■ **DATA PROVIDED**
--- --- ---

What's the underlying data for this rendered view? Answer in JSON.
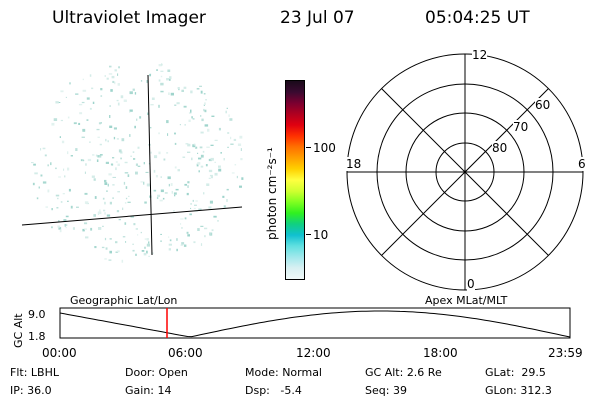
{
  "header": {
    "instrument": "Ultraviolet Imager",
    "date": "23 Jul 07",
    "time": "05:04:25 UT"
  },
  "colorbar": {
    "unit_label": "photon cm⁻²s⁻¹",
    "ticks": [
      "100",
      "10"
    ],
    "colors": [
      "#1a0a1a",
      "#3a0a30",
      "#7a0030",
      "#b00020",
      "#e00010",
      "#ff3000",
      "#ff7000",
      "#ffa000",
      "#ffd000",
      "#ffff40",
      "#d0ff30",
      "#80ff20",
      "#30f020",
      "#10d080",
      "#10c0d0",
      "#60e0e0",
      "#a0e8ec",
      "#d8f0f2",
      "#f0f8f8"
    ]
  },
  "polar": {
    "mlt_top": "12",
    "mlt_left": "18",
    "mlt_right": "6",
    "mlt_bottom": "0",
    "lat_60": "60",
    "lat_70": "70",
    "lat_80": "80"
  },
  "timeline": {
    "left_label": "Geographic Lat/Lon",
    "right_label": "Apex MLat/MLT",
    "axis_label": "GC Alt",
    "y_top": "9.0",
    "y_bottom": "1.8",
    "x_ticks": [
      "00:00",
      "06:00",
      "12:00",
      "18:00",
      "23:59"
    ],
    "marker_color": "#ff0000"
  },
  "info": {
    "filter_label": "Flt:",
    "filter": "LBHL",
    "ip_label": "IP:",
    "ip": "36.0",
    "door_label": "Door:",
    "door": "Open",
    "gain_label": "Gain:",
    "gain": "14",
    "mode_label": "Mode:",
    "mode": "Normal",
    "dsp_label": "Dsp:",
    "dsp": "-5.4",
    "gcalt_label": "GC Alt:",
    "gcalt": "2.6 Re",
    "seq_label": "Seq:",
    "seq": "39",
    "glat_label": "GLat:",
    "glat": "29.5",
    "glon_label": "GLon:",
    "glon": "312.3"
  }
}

--- --- ---

■ **SHORT PROBLEM**
Repeat the lines above exactly, and keep every picture out.

■ **WRITTEN SOLUTION**
What's the underlying data for this rendered view? Answer in JSON.
{
  "header": {
    "instrument": "Ultraviolet Imager",
    "date": "23 Jul 07",
    "time": "05:04:25 UT"
  },
  "colorbar": {
    "unit_label": "photon cm⁻²s⁻¹",
    "ticks": [
      "100",
      "10"
    ],
    "colors": [
      "#1a0a1a",
      "#3a0a30",
      "#7a0030",
      "#b00020",
      "#e00010",
      "#ff3000",
      "#ff7000",
      "#ffa000",
      "#ffd000",
      "#ffff40",
      "#d0ff30",
      "#80ff20",
      "#30f020",
      "#10d080",
      "#10c0d0",
      "#60e0e0",
      "#a0e8ec",
      "#d8f0f2",
      "#f0f8f8"
    ]
  },
  "polar": {
    "mlt_top": "12",
    "mlt_left": "18",
    "mlt_right": "6",
    "mlt_bottom": "0",
    "lat_60": "60",
    "lat_70": "70",
    "lat_80": "80"
  },
  "timeline": {
    "left_label": "Geographic Lat/Lon",
    "right_label": "Apex MLat/MLT",
    "axis_label": "GC Alt",
    "y_top": "9.0",
    "y_bottom": "1.8",
    "x_ticks": [
      "00:00",
      "06:00",
      "12:00",
      "18:00",
      "23:59"
    ],
    "marker_color": "#ff0000"
  },
  "info": {
    "filter_label": "Flt:",
    "filter": "LBHL",
    "ip_label": "IP:",
    "ip": "36.0",
    "door_label": "Door:",
    "door": "Open",
    "gain_label": "Gain:",
    "gain": "14",
    "mode_label": "Mode:",
    "mode": "Normal",
    "dsp_label": "Dsp:",
    "dsp": "-5.4",
    "gcalt_label": "GC Alt:",
    "gcalt": "2.6 Re",
    "seq_label": "Seq:",
    "seq": "39",
    "glat_label": "GLat:",
    "glat": "29.5",
    "glon_label": "GLon:",
    "glon": "312.3"
  }
}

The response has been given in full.